▶ **Task goal**
Make an exact copy of the entries below.

Stored data
>>
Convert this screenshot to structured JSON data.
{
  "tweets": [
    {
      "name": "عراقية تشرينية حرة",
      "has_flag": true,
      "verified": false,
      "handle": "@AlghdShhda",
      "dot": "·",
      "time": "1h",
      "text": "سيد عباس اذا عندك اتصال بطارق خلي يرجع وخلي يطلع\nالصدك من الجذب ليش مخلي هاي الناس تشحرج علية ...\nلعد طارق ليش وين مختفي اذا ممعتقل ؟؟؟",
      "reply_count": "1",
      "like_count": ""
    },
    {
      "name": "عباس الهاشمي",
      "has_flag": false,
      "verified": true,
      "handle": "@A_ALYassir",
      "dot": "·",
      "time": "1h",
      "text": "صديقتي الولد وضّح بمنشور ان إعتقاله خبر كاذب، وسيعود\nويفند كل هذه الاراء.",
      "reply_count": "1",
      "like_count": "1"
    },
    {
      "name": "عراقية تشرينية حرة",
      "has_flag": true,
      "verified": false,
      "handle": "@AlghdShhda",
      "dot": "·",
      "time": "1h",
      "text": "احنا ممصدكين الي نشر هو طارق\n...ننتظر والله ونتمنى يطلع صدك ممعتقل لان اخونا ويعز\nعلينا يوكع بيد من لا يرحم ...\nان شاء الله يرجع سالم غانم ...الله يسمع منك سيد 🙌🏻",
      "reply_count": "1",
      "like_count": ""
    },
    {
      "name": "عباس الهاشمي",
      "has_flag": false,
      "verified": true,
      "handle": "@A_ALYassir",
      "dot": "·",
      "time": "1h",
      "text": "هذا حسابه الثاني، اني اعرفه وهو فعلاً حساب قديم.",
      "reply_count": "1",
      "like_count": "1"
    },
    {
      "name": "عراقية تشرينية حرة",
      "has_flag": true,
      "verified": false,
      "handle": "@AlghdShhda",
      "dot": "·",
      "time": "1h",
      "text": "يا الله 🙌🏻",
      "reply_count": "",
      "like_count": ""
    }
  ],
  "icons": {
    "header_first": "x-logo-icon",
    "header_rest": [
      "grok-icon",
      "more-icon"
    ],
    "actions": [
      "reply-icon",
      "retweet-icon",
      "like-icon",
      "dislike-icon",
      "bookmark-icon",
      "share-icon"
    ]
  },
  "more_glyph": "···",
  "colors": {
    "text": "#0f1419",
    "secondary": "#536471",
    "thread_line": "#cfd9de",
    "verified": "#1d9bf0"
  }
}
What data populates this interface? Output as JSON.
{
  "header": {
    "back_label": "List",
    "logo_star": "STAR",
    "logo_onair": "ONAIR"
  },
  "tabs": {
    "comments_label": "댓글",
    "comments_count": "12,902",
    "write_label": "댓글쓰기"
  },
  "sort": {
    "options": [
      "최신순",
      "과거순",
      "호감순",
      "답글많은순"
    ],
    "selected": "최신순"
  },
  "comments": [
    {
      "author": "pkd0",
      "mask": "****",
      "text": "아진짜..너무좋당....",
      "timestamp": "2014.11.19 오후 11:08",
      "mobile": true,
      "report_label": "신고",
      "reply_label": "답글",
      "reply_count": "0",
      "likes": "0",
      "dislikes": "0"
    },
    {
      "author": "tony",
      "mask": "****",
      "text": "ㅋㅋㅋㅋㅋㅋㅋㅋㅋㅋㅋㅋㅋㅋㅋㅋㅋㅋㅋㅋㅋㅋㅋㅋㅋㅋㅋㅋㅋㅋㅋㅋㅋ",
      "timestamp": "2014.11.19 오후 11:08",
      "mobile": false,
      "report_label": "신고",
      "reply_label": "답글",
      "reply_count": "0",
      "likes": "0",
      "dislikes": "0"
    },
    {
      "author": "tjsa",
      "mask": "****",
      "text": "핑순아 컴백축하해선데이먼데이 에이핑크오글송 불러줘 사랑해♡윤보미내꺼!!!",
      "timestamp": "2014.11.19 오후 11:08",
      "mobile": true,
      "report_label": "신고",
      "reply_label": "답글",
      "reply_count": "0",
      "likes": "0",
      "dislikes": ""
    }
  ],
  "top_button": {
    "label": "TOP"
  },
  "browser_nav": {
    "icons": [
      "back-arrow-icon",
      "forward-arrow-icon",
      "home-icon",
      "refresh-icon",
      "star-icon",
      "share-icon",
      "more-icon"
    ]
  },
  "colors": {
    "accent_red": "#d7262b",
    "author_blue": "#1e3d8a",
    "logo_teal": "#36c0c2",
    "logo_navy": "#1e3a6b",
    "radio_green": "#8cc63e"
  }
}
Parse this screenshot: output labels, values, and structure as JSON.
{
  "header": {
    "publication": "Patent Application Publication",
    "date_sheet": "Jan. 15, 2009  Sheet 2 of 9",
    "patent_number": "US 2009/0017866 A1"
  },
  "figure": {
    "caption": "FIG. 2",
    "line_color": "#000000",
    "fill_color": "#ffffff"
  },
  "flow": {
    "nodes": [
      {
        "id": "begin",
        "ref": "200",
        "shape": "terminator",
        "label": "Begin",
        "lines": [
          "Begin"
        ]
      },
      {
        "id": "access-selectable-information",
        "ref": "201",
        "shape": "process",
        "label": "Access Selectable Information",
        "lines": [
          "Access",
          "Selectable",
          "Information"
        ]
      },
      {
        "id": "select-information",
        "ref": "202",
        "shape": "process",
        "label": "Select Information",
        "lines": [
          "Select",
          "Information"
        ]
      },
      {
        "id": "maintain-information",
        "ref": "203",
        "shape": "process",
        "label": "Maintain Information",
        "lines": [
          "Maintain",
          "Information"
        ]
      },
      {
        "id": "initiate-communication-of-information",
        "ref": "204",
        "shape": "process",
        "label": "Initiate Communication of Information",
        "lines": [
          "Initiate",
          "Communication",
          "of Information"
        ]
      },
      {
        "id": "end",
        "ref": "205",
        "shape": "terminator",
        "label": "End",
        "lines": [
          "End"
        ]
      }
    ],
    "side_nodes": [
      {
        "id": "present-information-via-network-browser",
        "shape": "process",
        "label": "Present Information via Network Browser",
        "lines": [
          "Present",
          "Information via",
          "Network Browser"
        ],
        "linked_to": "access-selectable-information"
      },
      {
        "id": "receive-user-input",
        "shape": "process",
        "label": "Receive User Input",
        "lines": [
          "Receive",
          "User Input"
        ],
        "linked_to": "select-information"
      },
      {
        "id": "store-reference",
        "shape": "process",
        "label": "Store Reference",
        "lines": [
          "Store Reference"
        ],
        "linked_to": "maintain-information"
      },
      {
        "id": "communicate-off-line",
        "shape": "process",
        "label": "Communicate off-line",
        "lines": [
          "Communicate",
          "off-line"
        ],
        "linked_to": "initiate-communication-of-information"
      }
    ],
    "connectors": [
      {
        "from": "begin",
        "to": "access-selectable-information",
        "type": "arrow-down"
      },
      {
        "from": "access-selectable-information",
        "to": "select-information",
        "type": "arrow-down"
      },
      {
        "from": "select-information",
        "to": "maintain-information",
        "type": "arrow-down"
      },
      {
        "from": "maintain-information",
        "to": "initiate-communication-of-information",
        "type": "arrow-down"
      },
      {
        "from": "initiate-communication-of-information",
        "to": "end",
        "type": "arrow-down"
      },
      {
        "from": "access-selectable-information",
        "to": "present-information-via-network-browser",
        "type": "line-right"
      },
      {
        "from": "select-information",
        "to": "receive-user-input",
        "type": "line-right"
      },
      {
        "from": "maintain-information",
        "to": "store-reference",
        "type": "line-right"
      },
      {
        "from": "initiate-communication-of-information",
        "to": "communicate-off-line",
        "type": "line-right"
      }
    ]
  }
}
<<
▶ **Response**
Convert this screenshot to structured JSON data.
{
  "tweets": [
    {
      "name": "عراقية تشرينية حرة",
      "has_flag": true,
      "verified": false,
      "handle": "@AlghdShhda",
      "dot": "·",
      "time": "1h",
      "text": "سيد عباس اذا عندك اتصال بطارق خلي يرجع وخلي يطلع\nالصدك من الجذب ليش مخلي هاي الناس تشحرج علية ...\nلعد طارق ليش وين مختفي اذا ممعتقل ؟؟؟",
      "reply_count": "1",
      "like_count": ""
    },
    {
      "name": "عباس الهاشمي",
      "has_flag": false,
      "verified": true,
      "handle": "@A_ALYassir",
      "dot": "·",
      "time": "1h",
      "text": "صديقتي الولد وضّح بمنشور ان إعتقاله خبر كاذب، وسيعود\nويفند كل هذه الاراء.",
      "reply_count": "1",
      "like_count": "1"
    },
    {
      "name": "عراقية تشرينية حرة",
      "has_flag": true,
      "verified": false,
      "handle": "@AlghdShhda",
      "dot": "·",
      "time": "1h",
      "text": "احنا ممصدكين الي نشر هو طارق\n...ننتظر والله ونتمنى يطلع صدك ممعتقل لان اخونا ويعز\nعلينا يوكع بيد من لا يرحم ...\nان شاء الله يرجع سالم غانم ...الله يسمع منك سيد 🙌🏻",
      "reply_count": "1",
      "like_count": ""
    },
    {
      "name": "عباس الهاشمي",
      "has_flag": false,
      "verified": true,
      "handle": "@A_ALYassir",
      "dot": "·",
      "time": "1h",
      "text": "هذا حسابه الثاني، اني اعرفه وهو فعلاً حساب قديم.",
      "reply_count": "1",
      "like_count": "1"
    },
    {
      "name": "عراقية تشرينية حرة",
      "has_flag": true,
      "verified": false,
      "handle": "@AlghdShhda",
      "dot": "·",
      "time": "1h",
      "text": "يا الله 🙌🏻",
      "reply_count": "",
      "like_count": ""
    }
  ],
  "icons": {
    "header_first": "x-logo-icon",
    "header_rest": [
      "grok-icon",
      "more-icon"
    ],
    "actions": [
      "reply-icon",
      "retweet-icon",
      "like-icon",
      "dislike-icon",
      "bookmark-icon",
      "share-icon"
    ]
  },
  "more_glyph": "···",
  "colors": {
    "text": "#0f1419",
    "secondary": "#536471",
    "thread_line": "#cfd9de",
    "verified": "#1d9bf0"
  }
}
What data populates this interface? Output as JSON.
{
  "header": {
    "back_label": "List",
    "logo_star": "STAR",
    "logo_onair": "ONAIR"
  },
  "tabs": {
    "comments_label": "댓글",
    "comments_count": "12,902",
    "write_label": "댓글쓰기"
  },
  "sort": {
    "options": [
      "최신순",
      "과거순",
      "호감순",
      "답글많은순"
    ],
    "selected": "최신순"
  },
  "comments": [
    {
      "author": "pkd0",
      "mask": "****",
      "text": "아진짜..너무좋당....",
      "timestamp": "2014.11.19 오후 11:08",
      "mobile": true,
      "report_label": "신고",
      "reply_label": "답글",
      "reply_count": "0",
      "likes": "0",
      "dislikes": "0"
    },
    {
      "author": "tony",
      "mask": "****",
      "text": "ㅋㅋㅋㅋㅋㅋㅋㅋㅋㅋㅋㅋㅋㅋㅋㅋㅋㅋㅋㅋㅋㅋㅋㅋㅋㅋㅋㅋㅋㅋㅋㅋㅋ",
      "timestamp": "2014.11.19 오후 11:08",
      "mobile": false,
      "report_label": "신고",
      "reply_label": "답글",
      "reply_count": "0",
      "likes": "0",
      "dislikes": "0"
    },
    {
      "author": "tjsa",
      "mask": "****",
      "text": "핑순아 컴백축하해선데이먼데이 에이핑크오글송 불러줘 사랑해♡윤보미내꺼!!!",
      "timestamp": "2014.11.19 오후 11:08",
      "mobile": true,
      "report_label": "신고",
      "reply_label": "답글",
      "reply_count": "0",
      "likes": "0",
      "dislikes": ""
    }
  ],
  "top_button": {
    "label": "TOP"
  },
  "browser_nav": {
    "icons": [
      "back-arrow-icon",
      "forward-arrow-icon",
      "home-icon",
      "refresh-icon",
      "star-icon",
      "share-icon",
      "more-icon"
    ]
  },
  "colors": {
    "accent_red": "#d7262b",
    "author_blue": "#1e3d8a",
    "logo_teal": "#36c0c2",
    "logo_navy": "#1e3a6b",
    "radio_green": "#8cc63e"
  }
}
Parse this screenshot: output labels, values, and structure as JSON.
{
  "header": {
    "publication": "Patent Application Publication",
    "date_sheet": "Jan. 15, 2009  Sheet 2 of 9",
    "patent_number": "US 2009/0017866 A1"
  },
  "figure": {
    "caption": "FIG. 2",
    "line_color": "#000000",
    "fill_color": "#ffffff"
  },
  "flow": {
    "nodes": [
      {
        "id": "begin",
        "ref": "200",
        "shape": "terminator",
        "label": "Begin",
        "lines": [
          "Begin"
        ]
      },
      {
        "id": "access-selectable-information",
        "ref": "201",
        "shape": "process",
        "label": "Access Selectable Information",
        "lines": [
          "Access",
          "Selectable",
          "Information"
        ]
      },
      {
        "id": "select-information",
        "ref": "202",
        "shape": "process",
        "label": "Select Information",
        "lines": [
          "Select",
          "Information"
        ]
      },
      {
        "id": "maintain-information",
        "ref": "203",
        "shape": "process",
        "label": "Maintain Information",
        "lines": [
          "Maintain",
          "Information"
        ]
      },
      {
        "id": "initiate-communication-of-information",
        "ref": "204",
        "shape": "process",
        "label": "Initiate Communication of Information",
        "lines": [
          "Initiate",
          "Communication",
          "of Information"
        ]
      },
      {
        "id": "end",
        "ref": "205",
        "shape": "terminator",
        "label": "End",
        "lines": [
          "End"
        ]
      }
    ],
    "side_nodes": [
      {
        "id": "present-information-via-network-browser",
        "shape": "process",
        "label": "Present Information via Network Browser",
        "lines": [
          "Present",
          "Information via",
          "Network Browser"
        ],
        "linked_to": "access-selectable-information"
      },
      {
        "id": "receive-user-input",
        "shape": "process",
        "label": "Receive User Input",
        "lines": [
          "Receive",
          "User Input"
        ],
        "linked_to": "select-information"
      },
      {
        "id": "store-reference",
        "shape": "process",
        "label": "Store Reference",
        "lines": [
          "Store Reference"
        ],
        "linked_to": "maintain-information"
      },
      {
        "id": "communicate-off-line",
        "shape": "process",
        "label": "Communicate off-line",
        "lines": [
          "Communicate",
          "off-line"
        ],
        "linked_to": "initiate-communication-of-information"
      }
    ],
    "connectors": [
      {
        "from": "begin",
        "to": "access-selectable-information",
        "type": "arrow-down"
      },
      {
        "from": "access-selectable-information",
        "to": "select-information",
        "type": "arrow-down"
      },
      {
        "from": "select-information",
        "to": "maintain-information",
        "type": "arrow-down"
      },
      {
        "from": "maintain-information",
        "to": "initiate-communication-of-information",
        "type": "arrow-down"
      },
      {
        "from": "initiate-communication-of-information",
        "to": "end",
        "type": "arrow-down"
      },
      {
        "from": "access-selectable-information",
        "to": "present-information-via-network-browser",
        "type": "line-right"
      },
      {
        "from": "select-information",
        "to": "receive-user-input",
        "type": "line-right"
      },
      {
        "from": "maintain-information",
        "to": "store-reference",
        "type": "line-right"
      },
      {
        "from": "initiate-communication-of-information",
        "to": "communicate-off-line",
        "type": "line-right"
      }
    ]
  }
}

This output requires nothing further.